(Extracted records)
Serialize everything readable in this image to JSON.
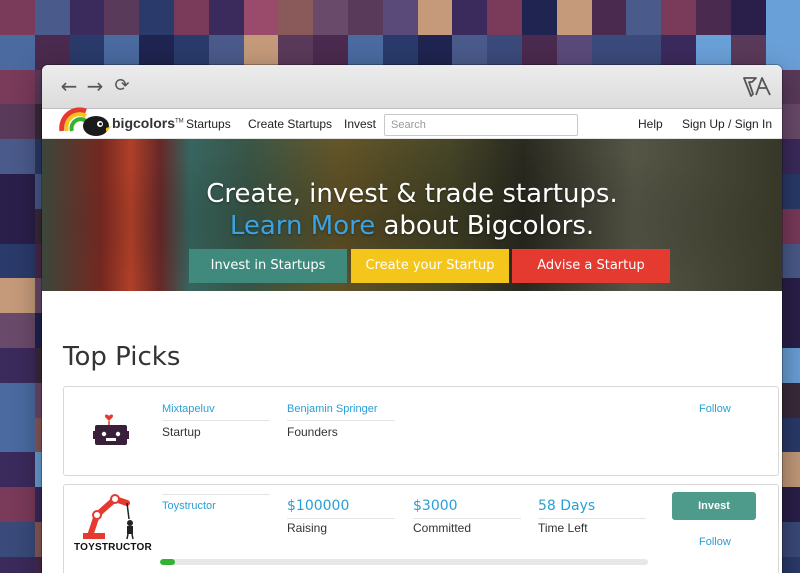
{
  "colors": {
    "teal": "#3f8a7c",
    "yellow": "#f4c51a",
    "red": "#e53a30",
    "link_blue": "#2a9fd6",
    "progress_green": "#34b233"
  },
  "browser": {
    "back_icon": "arrow-left-icon",
    "forward_icon": "arrow-right-icon",
    "reload_icon": "reload-icon",
    "brand_icon": "ta-logo-icon"
  },
  "header": {
    "logo_text": "bigcolors",
    "logo_tm": "TM",
    "nav": [
      "Startups",
      "Create Startups",
      "Invest"
    ],
    "search_placeholder": "Search",
    "right_links": [
      "Help",
      "Sign Up / Sign In"
    ]
  },
  "hero": {
    "headline": "Create, invest & trade startups.",
    "learn_more": "Learn More",
    "about": "about Bigcolors.",
    "buttons": [
      "Invest in Startups",
      "Create your Startup",
      "Advise a Startup"
    ]
  },
  "top_picks": {
    "title": "Top Picks",
    "cards": [
      {
        "name": "Mixtapeluv",
        "type": "Startup",
        "founder": "Benjamin Springer",
        "founder_label": "Founders",
        "follow": "Follow"
      },
      {
        "name": "Toystructor",
        "logo_text": "TOYSTRUCTOR",
        "raising": "$100000",
        "raising_label": "Raising",
        "committed": "$3000",
        "committed_label": "Committed",
        "time_left": "58 Days",
        "time_left_label": "Time Left",
        "invest": "Invest",
        "follow": "Follow",
        "progress": 0.03
      }
    ]
  }
}
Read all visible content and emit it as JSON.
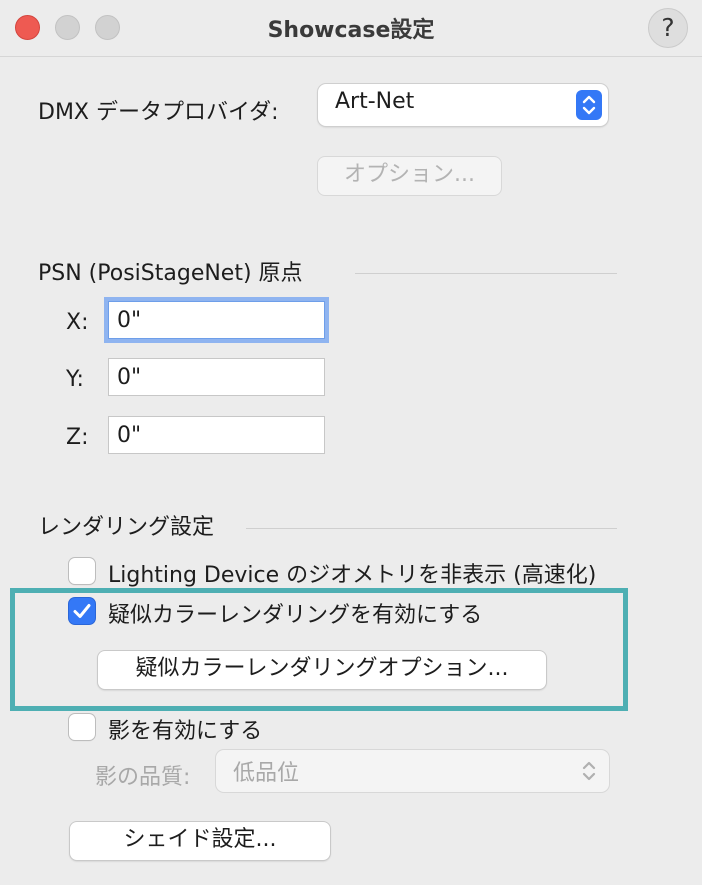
{
  "window": {
    "title": "Showcase設定",
    "help_label": "?"
  },
  "dmx": {
    "label": "DMX データプロバイダ:",
    "provider": "Art-Net",
    "options_button": "オプション..."
  },
  "psn": {
    "header": "PSN (PosiStageNet) 原点",
    "x_label": "X:",
    "x_value": "0\"",
    "y_label": "Y:",
    "y_value": "0\"",
    "z_label": "Z:",
    "z_value": "0\""
  },
  "rendering": {
    "header": "レンダリング設定",
    "hide_geometry_label": "Lighting Device のジオメトリを非表示 (高速化)",
    "hide_geometry_checked": false,
    "pseudo_color_label": "疑似カラーレンダリングを有効にする",
    "pseudo_color_checked": true,
    "pseudo_color_options_button": "疑似カラーレンダリングオプション...",
    "shadows_label": "影を有効にする",
    "shadows_checked": false,
    "shadow_quality_label": "影の品質:",
    "shadow_quality_value": "低品位",
    "shade_settings_button": "シェイド設定..."
  },
  "colors": {
    "accent": "#3478f6",
    "highlight_border": "#4eafb3",
    "close_light": "#ee5a52"
  }
}
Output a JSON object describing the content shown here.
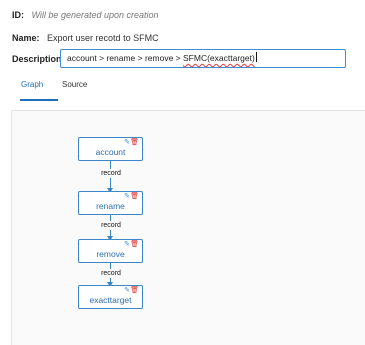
{
  "fields": {
    "id_label": "ID:",
    "id_value": "Will be generated upon creation",
    "name_label": "Name:",
    "name_value": "Export user recotd to SFMC",
    "description_label": "Description:",
    "description_value": "account > rename > remove > SFMC(exacttarget)"
  },
  "tabs": [
    {
      "label": "Graph",
      "active": true
    },
    {
      "label": "Source",
      "active": false
    }
  ],
  "graph": {
    "nodes": [
      {
        "label": "account",
        "edit_icon": "✎",
        "delete_icon": "🗑"
      },
      {
        "label": "rename",
        "edit_icon": "✎",
        "delete_icon": "🗑"
      },
      {
        "label": "remove",
        "edit_icon": "✎",
        "delete_icon": "🗑"
      },
      {
        "label": "exacttarget",
        "edit_icon": "✎",
        "delete_icon": "🗑"
      }
    ],
    "edges": [
      {
        "label": "record"
      },
      {
        "label": "record"
      },
      {
        "label": "record"
      }
    ]
  },
  "colors": {
    "accent": "#1f6fb8",
    "node_border": "#3b86c9",
    "delete_icon": "#d42b2b"
  }
}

- WHAT IS REQUIRED
All of the entries above should be copied exactly, except for the pictures.

- SOLUTION TO THIS TASK
Serialize everything readable in this image to JSON.
{
  "colors": {
    "teal": "#3f8a7c",
    "yellow": "#f4c51a",
    "red": "#e53a30",
    "link_blue": "#2a9fd6",
    "progress_green": "#34b233"
  },
  "browser": {
    "back_icon": "arrow-left-icon",
    "forward_icon": "arrow-right-icon",
    "reload_icon": "reload-icon",
    "brand_icon": "ta-logo-icon"
  },
  "header": {
    "logo_text": "bigcolors",
    "logo_tm": "TM",
    "nav": [
      "Startups",
      "Create Startups",
      "Invest"
    ],
    "search_placeholder": "Search",
    "right_links": [
      "Help",
      "Sign Up / Sign In"
    ]
  },
  "hero": {
    "headline": "Create, invest & trade startups.",
    "learn_more": "Learn More",
    "about": "about Bigcolors.",
    "buttons": [
      "Invest in Startups",
      "Create your Startup",
      "Advise a Startup"
    ]
  },
  "top_picks": {
    "title": "Top Picks",
    "cards": [
      {
        "name": "Mixtapeluv",
        "type": "Startup",
        "founder": "Benjamin Springer",
        "founder_label": "Founders",
        "follow": "Follow"
      },
      {
        "name": "Toystructor",
        "logo_text": "TOYSTRUCTOR",
        "raising": "$100000",
        "raising_label": "Raising",
        "committed": "$3000",
        "committed_label": "Committed",
        "time_left": "58 Days",
        "time_left_label": "Time Left",
        "invest": "Invest",
        "follow": "Follow",
        "progress": 0.03
      }
    ]
  }
}
Read all visible content and emit it as JSON.
{
  "window": {
    "title": "Showcase設定",
    "help_label": "?"
  },
  "dmx": {
    "label": "DMX データプロバイダ:",
    "provider": "Art-Net",
    "options_button": "オプション..."
  },
  "psn": {
    "header": "PSN (PosiStageNet) 原点",
    "x_label": "X:",
    "x_value": "0\"",
    "y_label": "Y:",
    "y_value": "0\"",
    "z_label": "Z:",
    "z_value": "0\""
  },
  "rendering": {
    "header": "レンダリング設定",
    "hide_geometry_label": "Lighting Device のジオメトリを非表示 (高速化)",
    "hide_geometry_checked": false,
    "pseudo_color_label": "疑似カラーレンダリングを有効にする",
    "pseudo_color_checked": true,
    "pseudo_color_options_button": "疑似カラーレンダリングオプション...",
    "shadows_label": "影を有効にする",
    "shadows_checked": false,
    "shadow_quality_label": "影の品質:",
    "shadow_quality_value": "低品位",
    "shade_settings_button": "シェイド設定..."
  },
  "colors": {
    "accent": "#3478f6",
    "highlight_border": "#4eafb3",
    "close_light": "#ee5a52"
  }
}
Output a JSON object describing the content shown here.
{
  "fields": {
    "id_label": "ID:",
    "id_value": "Will be generated upon creation",
    "name_label": "Name:",
    "name_value": "Export user recotd to SFMC",
    "description_label": "Description:",
    "description_value": "account > rename > remove > SFMC(exacttarget)"
  },
  "tabs": [
    {
      "label": "Graph",
      "active": true
    },
    {
      "label": "Source",
      "active": false
    }
  ],
  "graph": {
    "nodes": [
      {
        "label": "account",
        "edit_icon": "✎",
        "delete_icon": "🗑"
      },
      {
        "label": "rename",
        "edit_icon": "✎",
        "delete_icon": "🗑"
      },
      {
        "label": "remove",
        "edit_icon": "✎",
        "delete_icon": "🗑"
      },
      {
        "label": "exacttarget",
        "edit_icon": "✎",
        "delete_icon": "🗑"
      }
    ],
    "edges": [
      {
        "label": "record"
      },
      {
        "label": "record"
      },
      {
        "label": "record"
      }
    ]
  },
  "colors": {
    "accent": "#1f6fb8",
    "node_border": "#3b86c9",
    "delete_icon": "#d42b2b"
  }
}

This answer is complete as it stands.